▶ Given instruction
Search the records that follow and extract every line containing the string "chevron".
-- Start of Data in this exercise --
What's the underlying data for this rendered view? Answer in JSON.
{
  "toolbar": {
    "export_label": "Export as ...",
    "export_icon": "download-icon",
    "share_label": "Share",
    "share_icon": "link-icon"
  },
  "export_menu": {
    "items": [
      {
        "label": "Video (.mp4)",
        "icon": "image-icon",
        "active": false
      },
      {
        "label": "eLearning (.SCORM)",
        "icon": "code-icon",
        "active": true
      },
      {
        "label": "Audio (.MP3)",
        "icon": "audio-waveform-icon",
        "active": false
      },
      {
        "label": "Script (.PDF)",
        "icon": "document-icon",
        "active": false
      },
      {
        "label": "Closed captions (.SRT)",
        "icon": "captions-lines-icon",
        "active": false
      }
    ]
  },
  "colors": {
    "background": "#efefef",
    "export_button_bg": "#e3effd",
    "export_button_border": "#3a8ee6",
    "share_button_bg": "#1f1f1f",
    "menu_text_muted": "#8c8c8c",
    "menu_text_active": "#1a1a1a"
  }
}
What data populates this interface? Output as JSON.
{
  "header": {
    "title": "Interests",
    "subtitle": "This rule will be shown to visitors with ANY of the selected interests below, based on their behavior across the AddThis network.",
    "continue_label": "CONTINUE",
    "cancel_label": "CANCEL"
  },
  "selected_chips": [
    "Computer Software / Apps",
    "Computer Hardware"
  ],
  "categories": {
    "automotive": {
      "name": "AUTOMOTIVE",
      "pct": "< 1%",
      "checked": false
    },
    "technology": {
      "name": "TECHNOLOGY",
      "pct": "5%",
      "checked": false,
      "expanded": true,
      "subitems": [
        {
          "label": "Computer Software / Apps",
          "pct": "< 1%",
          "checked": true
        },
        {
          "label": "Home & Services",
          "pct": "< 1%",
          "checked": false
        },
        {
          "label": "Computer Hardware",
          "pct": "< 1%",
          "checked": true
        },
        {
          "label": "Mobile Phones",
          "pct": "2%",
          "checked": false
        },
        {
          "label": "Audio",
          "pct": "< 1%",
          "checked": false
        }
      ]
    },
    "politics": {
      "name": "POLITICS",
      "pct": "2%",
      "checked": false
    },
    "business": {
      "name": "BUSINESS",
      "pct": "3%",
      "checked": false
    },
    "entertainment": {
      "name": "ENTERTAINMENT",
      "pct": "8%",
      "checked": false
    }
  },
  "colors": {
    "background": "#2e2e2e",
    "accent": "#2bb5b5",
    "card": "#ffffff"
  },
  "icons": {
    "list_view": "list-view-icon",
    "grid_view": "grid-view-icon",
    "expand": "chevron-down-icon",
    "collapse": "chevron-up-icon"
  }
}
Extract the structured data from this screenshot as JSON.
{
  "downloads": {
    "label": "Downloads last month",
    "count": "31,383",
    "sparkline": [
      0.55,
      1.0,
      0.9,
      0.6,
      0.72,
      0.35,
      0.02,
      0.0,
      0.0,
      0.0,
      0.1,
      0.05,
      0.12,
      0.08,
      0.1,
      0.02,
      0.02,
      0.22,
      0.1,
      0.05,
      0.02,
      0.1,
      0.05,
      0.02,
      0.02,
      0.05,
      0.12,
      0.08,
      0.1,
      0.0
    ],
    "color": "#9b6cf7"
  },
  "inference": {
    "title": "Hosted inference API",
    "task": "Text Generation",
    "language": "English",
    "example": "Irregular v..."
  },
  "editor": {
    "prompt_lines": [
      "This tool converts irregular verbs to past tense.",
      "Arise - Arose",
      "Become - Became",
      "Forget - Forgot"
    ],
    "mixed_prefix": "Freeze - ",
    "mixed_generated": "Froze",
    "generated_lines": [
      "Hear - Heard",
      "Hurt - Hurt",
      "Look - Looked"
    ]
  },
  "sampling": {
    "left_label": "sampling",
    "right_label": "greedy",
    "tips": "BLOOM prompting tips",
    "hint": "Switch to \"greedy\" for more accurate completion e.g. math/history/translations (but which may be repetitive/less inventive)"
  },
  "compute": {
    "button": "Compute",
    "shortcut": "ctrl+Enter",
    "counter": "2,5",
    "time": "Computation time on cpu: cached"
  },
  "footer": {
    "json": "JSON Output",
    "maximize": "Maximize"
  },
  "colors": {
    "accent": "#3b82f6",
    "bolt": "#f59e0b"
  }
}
-- End of Data in this exercise --
▶ Solution to this task
    "expand": "chevron-down-icon",
    "collapse": "chevron-up-icon"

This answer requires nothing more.